─── DATA EXCERPTS ───
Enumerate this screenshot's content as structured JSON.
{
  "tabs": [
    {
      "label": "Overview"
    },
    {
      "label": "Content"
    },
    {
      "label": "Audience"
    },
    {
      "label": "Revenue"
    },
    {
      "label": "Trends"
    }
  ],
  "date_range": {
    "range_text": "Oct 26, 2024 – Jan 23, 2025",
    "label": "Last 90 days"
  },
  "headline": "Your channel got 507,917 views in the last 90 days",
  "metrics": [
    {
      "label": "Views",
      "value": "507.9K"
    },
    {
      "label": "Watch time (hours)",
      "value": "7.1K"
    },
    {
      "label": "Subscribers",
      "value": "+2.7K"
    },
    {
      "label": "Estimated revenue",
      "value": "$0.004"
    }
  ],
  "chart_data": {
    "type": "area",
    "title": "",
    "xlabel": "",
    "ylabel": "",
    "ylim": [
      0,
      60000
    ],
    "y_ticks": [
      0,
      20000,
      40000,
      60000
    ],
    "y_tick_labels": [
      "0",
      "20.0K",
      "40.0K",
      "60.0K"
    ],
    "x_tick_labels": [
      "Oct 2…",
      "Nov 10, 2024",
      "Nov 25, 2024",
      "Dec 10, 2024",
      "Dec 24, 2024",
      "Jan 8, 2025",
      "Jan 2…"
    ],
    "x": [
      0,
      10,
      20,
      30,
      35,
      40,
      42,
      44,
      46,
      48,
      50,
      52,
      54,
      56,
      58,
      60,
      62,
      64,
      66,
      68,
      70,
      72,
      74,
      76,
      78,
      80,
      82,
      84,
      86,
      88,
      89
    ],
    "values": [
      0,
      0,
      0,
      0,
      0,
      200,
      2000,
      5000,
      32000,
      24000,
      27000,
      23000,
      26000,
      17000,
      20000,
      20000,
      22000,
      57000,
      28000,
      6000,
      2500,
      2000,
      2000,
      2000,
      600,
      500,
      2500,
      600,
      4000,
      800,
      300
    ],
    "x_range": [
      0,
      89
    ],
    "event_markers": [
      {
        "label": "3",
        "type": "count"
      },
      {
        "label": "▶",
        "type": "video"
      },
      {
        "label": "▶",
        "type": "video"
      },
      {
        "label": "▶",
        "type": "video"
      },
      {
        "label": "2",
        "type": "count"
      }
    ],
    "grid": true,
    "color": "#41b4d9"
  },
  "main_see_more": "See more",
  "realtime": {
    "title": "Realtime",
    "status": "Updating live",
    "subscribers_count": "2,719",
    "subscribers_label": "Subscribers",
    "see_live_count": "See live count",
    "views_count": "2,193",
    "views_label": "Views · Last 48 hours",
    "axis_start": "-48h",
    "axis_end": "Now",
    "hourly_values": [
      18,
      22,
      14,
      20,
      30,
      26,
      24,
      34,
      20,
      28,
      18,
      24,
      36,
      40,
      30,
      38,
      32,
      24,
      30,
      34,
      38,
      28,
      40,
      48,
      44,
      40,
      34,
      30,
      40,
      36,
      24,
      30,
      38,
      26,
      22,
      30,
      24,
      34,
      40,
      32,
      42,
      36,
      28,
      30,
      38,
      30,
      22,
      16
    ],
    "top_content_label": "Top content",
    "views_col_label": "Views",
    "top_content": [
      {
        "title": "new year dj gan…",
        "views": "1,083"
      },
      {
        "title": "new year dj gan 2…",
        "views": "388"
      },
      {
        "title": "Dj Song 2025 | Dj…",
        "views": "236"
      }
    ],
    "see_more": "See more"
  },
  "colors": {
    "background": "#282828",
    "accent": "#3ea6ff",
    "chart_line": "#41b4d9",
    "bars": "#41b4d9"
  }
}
───
▸ REQUIRED TASK
Transcribe all of the material exactly. Omit nothing.

▸ FULL SOLUTION
Enumerate this screenshot's content as structured JSON.
{
  "tabs": [
    {
      "label": "Overview"
    },
    {
      "label": "Content"
    },
    {
      "label": "Audience"
    },
    {
      "label": "Revenue"
    },
    {
      "label": "Trends"
    }
  ],
  "date_range": {
    "range_text": "Oct 26, 2024 – Jan 23, 2025",
    "label": "Last 90 days"
  },
  "headline": "Your channel got 507,917 views in the last 90 days",
  "metrics": [
    {
      "label": "Views",
      "value": "507.9K"
    },
    {
      "label": "Watch time (hours)",
      "value": "7.1K"
    },
    {
      "label": "Subscribers",
      "value": "+2.7K"
    },
    {
      "label": "Estimated revenue",
      "value": "$0.004"
    }
  ],
  "chart_data": {
    "type": "area",
    "title": "",
    "xlabel": "",
    "ylabel": "",
    "ylim": [
      0,
      60000
    ],
    "y_ticks": [
      0,
      20000,
      40000,
      60000
    ],
    "y_tick_labels": [
      "0",
      "20.0K",
      "40.0K",
      "60.0K"
    ],
    "x_tick_labels": [
      "Oct 2…",
      "Nov 10, 2024",
      "Nov 25, 2024",
      "Dec 10, 2024",
      "Dec 24, 2024",
      "Jan 8, 2025",
      "Jan 2…"
    ],
    "x": [
      0,
      10,
      20,
      30,
      35,
      40,
      42,
      44,
      46,
      48,
      50,
      52,
      54,
      56,
      58,
      60,
      62,
      64,
      66,
      68,
      70,
      72,
      74,
      76,
      78,
      80,
      82,
      84,
      86,
      88,
      89
    ],
    "values": [
      0,
      0,
      0,
      0,
      0,
      200,
      2000,
      5000,
      32000,
      24000,
      27000,
      23000,
      26000,
      17000,
      20000,
      20000,
      22000,
      57000,
      28000,
      6000,
      2500,
      2000,
      2000,
      2000,
      600,
      500,
      2500,
      600,
      4000,
      800,
      300
    ],
    "x_range": [
      0,
      89
    ],
    "event_markers": [
      {
        "label": "3",
        "type": "count"
      },
      {
        "label": "▶",
        "type": "video"
      },
      {
        "label": "▶",
        "type": "video"
      },
      {
        "label": "▶",
        "type": "video"
      },
      {
        "label": "2",
        "type": "count"
      }
    ],
    "grid": true,
    "color": "#41b4d9"
  },
  "main_see_more": "See more",
  "realtime": {
    "title": "Realtime",
    "status": "Updating live",
    "subscribers_count": "2,719",
    "subscribers_label": "Subscribers",
    "see_live_count": "See live count",
    "views_count": "2,193",
    "views_label": "Views · Last 48 hours",
    "axis_start": "-48h",
    "axis_end": "Now",
    "hourly_values": [
      18,
      22,
      14,
      20,
      30,
      26,
      24,
      34,
      20,
      28,
      18,
      24,
      36,
      40,
      30,
      38,
      32,
      24,
      30,
      34,
      38,
      28,
      40,
      48,
      44,
      40,
      34,
      30,
      40,
      36,
      24,
      30,
      38,
      26,
      22,
      30,
      24,
      34,
      40,
      32,
      42,
      36,
      28,
      30,
      38,
      30,
      22,
      16
    ],
    "top_content_label": "Top content",
    "views_col_label": "Views",
    "top_content": [
      {
        "title": "new year dj gan…",
        "views": "1,083"
      },
      {
        "title": "new year dj gan 2…",
        "views": "388"
      },
      {
        "title": "Dj Song 2025 | Dj…",
        "views": "236"
      }
    ],
    "see_more": "See more"
  },
  "colors": {
    "background": "#282828",
    "accent": "#3ea6ff",
    "chart_line": "#41b4d9",
    "bars": "#41b4d9"
  }
}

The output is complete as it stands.